(Entries with figure data)

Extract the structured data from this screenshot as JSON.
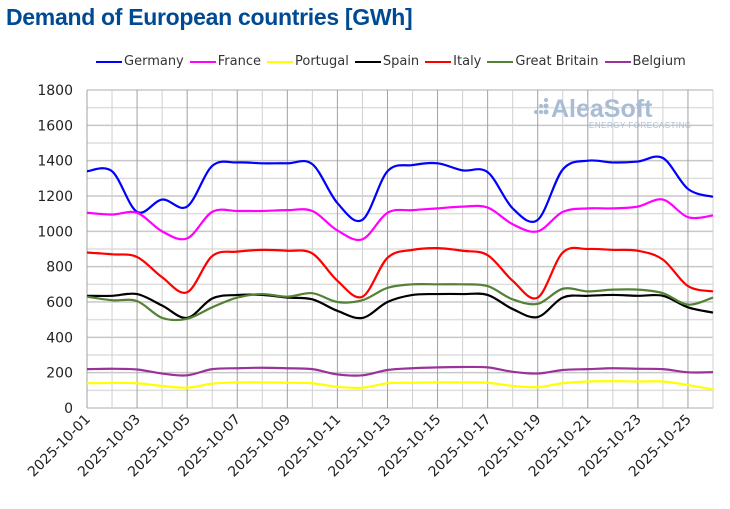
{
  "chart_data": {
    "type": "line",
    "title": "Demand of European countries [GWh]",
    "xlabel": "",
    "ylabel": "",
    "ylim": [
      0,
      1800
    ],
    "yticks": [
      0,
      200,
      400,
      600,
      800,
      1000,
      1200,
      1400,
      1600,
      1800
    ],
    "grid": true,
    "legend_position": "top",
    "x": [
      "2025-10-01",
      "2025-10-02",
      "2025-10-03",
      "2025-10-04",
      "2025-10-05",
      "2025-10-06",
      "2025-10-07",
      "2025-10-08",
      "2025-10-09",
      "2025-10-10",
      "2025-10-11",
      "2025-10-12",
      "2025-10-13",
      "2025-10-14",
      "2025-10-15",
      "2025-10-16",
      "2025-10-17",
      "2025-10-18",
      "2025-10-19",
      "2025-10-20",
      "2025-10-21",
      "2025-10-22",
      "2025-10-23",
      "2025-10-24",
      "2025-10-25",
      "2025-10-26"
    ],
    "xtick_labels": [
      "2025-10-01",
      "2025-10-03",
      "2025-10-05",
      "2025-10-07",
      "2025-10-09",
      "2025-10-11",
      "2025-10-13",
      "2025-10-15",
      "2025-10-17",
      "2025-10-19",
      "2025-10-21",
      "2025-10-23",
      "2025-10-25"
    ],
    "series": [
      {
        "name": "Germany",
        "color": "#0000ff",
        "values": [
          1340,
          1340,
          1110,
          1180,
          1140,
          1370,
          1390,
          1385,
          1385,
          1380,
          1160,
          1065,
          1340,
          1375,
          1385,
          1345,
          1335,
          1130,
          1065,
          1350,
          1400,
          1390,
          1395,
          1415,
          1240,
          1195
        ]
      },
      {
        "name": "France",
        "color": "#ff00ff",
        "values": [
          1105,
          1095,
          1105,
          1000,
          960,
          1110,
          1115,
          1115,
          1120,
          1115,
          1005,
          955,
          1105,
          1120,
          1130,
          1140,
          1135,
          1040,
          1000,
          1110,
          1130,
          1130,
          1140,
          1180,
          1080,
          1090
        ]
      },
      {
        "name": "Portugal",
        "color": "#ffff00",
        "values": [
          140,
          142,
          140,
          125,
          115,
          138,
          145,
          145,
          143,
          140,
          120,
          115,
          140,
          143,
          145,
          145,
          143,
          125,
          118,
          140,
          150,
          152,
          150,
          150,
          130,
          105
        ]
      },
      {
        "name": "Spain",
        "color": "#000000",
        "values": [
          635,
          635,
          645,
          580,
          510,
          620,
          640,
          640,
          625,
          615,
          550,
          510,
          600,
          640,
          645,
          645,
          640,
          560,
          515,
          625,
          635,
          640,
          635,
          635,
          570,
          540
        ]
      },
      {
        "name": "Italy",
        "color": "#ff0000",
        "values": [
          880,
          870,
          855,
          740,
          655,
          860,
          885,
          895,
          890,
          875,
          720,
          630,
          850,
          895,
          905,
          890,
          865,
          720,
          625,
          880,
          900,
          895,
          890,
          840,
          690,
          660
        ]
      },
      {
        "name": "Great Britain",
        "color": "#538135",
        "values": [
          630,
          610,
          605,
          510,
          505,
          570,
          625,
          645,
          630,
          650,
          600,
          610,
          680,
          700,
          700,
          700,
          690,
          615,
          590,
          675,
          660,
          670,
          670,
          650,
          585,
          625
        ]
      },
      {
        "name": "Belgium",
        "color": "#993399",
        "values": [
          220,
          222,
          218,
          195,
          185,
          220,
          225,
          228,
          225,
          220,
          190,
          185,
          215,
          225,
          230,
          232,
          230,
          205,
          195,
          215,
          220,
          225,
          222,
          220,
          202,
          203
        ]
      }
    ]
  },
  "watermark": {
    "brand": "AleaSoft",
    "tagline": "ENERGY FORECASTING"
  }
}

...

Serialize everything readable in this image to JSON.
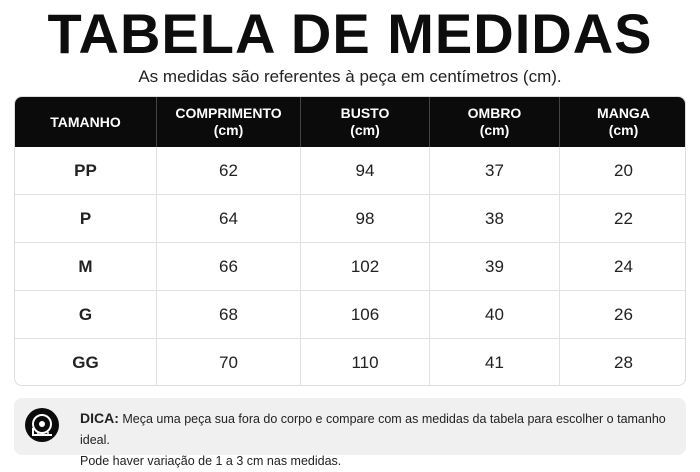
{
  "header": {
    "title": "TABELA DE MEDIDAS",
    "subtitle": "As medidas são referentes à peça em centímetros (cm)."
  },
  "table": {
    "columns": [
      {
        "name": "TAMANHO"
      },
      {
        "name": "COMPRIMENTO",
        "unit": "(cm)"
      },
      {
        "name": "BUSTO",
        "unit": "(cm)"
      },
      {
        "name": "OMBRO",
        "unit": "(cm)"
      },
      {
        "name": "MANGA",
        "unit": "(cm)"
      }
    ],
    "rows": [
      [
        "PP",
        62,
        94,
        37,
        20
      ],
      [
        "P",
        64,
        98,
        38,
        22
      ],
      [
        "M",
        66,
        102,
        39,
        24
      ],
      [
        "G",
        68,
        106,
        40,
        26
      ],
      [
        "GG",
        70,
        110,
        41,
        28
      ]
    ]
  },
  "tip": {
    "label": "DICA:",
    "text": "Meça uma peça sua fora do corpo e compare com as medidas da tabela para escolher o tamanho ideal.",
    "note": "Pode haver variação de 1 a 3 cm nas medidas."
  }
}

--

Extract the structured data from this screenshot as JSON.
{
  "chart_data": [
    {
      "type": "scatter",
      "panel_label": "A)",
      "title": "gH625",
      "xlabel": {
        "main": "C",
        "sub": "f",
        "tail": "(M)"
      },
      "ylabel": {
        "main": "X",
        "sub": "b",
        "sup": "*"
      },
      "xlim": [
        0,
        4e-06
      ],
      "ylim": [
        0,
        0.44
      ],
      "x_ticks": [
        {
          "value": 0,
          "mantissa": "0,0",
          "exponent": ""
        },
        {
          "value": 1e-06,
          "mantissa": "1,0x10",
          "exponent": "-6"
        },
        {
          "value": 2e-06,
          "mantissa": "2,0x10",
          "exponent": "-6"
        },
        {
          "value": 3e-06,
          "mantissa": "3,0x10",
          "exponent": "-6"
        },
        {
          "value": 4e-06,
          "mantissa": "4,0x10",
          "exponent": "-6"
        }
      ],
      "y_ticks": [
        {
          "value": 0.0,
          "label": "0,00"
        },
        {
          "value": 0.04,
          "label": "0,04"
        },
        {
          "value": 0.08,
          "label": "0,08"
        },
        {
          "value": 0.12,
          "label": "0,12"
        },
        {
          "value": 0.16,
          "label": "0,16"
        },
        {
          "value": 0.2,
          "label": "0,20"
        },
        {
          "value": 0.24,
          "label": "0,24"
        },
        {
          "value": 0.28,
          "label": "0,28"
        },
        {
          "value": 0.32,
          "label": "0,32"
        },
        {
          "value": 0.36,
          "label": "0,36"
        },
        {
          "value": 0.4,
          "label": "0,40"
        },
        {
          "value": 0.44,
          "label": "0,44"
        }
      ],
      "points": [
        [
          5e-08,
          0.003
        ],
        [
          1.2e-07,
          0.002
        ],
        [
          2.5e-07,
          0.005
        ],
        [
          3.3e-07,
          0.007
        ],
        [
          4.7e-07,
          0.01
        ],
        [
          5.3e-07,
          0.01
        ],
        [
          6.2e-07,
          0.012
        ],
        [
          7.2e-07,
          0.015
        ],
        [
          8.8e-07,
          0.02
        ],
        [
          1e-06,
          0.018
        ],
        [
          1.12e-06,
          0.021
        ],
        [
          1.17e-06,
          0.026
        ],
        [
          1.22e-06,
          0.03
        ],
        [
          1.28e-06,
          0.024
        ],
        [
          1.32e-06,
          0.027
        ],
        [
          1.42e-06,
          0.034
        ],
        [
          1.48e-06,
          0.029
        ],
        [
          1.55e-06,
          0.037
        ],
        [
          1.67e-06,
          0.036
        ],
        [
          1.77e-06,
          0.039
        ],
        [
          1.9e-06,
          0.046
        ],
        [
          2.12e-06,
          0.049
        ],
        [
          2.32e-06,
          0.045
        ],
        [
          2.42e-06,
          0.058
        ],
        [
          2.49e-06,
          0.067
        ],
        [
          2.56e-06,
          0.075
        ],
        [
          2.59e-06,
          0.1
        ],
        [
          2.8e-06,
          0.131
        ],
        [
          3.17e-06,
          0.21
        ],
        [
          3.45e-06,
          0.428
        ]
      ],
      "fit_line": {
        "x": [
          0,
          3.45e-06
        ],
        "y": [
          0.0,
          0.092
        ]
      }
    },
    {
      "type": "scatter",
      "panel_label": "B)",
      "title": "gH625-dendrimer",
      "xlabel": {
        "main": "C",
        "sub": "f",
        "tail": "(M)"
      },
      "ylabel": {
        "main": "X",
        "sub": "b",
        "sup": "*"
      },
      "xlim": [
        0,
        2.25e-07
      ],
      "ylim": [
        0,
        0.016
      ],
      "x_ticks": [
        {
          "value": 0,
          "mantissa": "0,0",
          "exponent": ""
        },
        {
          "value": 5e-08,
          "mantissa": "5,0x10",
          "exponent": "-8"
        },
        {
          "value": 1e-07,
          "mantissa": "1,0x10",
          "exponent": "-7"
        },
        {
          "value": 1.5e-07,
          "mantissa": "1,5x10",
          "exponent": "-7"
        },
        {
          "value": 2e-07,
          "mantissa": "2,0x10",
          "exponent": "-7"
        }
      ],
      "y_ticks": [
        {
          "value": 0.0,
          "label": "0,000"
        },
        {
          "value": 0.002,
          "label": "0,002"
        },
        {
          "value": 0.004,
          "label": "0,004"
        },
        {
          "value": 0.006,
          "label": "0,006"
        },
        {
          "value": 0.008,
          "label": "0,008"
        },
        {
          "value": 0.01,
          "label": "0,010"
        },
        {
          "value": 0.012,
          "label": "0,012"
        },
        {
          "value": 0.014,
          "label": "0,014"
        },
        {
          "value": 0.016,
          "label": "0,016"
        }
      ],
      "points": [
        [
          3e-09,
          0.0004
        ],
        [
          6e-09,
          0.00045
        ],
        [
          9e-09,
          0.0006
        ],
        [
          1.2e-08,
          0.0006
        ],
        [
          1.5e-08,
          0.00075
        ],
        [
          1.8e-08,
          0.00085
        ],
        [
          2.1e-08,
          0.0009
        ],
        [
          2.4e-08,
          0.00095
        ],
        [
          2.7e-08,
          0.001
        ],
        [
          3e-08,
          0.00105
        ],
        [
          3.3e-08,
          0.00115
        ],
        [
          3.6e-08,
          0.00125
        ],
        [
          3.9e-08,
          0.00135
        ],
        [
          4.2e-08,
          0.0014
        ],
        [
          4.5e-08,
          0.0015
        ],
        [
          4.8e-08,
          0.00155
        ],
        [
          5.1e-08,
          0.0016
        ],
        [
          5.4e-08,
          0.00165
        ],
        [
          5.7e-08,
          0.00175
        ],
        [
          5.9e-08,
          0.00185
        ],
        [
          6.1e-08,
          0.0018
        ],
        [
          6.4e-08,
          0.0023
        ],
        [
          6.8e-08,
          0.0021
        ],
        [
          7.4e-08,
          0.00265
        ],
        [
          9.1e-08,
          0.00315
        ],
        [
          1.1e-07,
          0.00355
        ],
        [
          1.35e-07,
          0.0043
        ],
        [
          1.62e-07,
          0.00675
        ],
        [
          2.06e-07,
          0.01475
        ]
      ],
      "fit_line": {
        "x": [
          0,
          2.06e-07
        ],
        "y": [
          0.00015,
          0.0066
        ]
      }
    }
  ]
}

Work to complete = Go through the records above, find every line with the word "mantissa", and list those lines.

Written answer =
          "mantissa": "0,0",
          "mantissa": "1,0x10",
          "mantissa": "2,0x10",
          "mantissa": "3,0x10",
          "mantissa": "4,0x10",
          "mantissa": "0,0",
          "mantissa": "5,0x10",
          "mantissa": "1,0x10",
          "mantissa": "1,5x10",
          "mantissa": "2,0x10",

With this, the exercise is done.